» Problem to work on
Repeat everything in the material exactly.

● ● ● ● ●

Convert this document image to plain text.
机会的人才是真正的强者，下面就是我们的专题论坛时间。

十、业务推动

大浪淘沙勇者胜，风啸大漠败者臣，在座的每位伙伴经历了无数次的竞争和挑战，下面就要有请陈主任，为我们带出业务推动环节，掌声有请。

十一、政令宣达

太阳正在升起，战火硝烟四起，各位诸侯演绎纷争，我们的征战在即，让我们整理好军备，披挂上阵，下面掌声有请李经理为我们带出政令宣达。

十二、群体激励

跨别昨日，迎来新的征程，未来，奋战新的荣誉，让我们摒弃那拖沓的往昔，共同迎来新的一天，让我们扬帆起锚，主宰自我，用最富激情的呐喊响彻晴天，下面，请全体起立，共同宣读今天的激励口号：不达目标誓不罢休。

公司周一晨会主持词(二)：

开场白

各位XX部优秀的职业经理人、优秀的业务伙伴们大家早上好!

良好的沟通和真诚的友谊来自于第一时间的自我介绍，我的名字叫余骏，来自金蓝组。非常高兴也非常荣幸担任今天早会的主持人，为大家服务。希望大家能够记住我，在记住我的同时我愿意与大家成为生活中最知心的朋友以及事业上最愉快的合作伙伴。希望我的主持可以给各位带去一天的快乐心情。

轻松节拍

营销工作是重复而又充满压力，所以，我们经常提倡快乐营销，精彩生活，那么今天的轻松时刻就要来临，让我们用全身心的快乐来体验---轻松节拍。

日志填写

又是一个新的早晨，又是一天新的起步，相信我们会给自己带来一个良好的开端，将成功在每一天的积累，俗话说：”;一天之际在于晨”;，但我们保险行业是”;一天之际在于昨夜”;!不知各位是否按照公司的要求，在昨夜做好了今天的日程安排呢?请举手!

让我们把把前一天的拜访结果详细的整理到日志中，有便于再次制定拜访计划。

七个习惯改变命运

● ● ● ● ●

» Written response
Convert this document image to plain text.
机会的人才是真正的强者，下面就是我们的专题论坛时间。

十、业务推动

大浪淘沙勇者胜，风啸大漠败者臣，在座的每位伙伴经历了无数次的竞争和挑战，下面就要有请陈主任，为我们带出业务推动环节，掌声有请。

十一、政令宣达

太阳正在升起，战火硝烟四起，各位诸侯演绎纷争，我们的征战在即，让我们整理好军备，披挂上阵，下面掌声有请李经理为我们带出政令宣达。

十二、群体激励

跨别昨日，迎来新的征程，未来，奋战新的荣誉，让我们摒弃那拖沓的往昔，共同迎来新的一天，让我们扬帆起锚，主宰自我，用最富激情的呐喊响彻晴天，下面，请全体起立，共同宣读今天的激励口号：不达目标誓不罢休。

公司周一晨会主持词(二)：

开场白

各位XX部优秀的职业经理人、优秀的业务伙伴们大家早上好!

良好的沟通和真诚的友谊来自于第一时间的自我介绍，我的名字叫余骏，来自金蓝组。非常高兴也非常荣幸担任今天早会的主持人，为大家服务。希望大家能够记住我，在记住我的同时我愿意与大家成为生活中最知心的朋友以及事业上最愉快的合作伙伴。希望我的主持可以给各位带去一天的快乐心情。

轻松节拍

营销工作是重复而又充满压力，所以，我们经常提倡快乐营销，精彩生活，那么今天的轻松时刻就要来临，让我们用全身心的快乐来体验---轻松节拍。

日志填写

又是一个新的早晨，又是一天新的起步，相信我们会给自己带来一个良好的开端，将成功在每一天的积累，俗话说：”;一天之际在于晨”;，但我们保险行业是”;一天之际在于昨夜”;!不知各位是否按照公司的要求，在昨夜做好了今天的日程安排呢?请举手!

让我们把把前一天的拜访结果详细的整理到日志中，有便于再次制定拜访计划。

七个习惯改变命运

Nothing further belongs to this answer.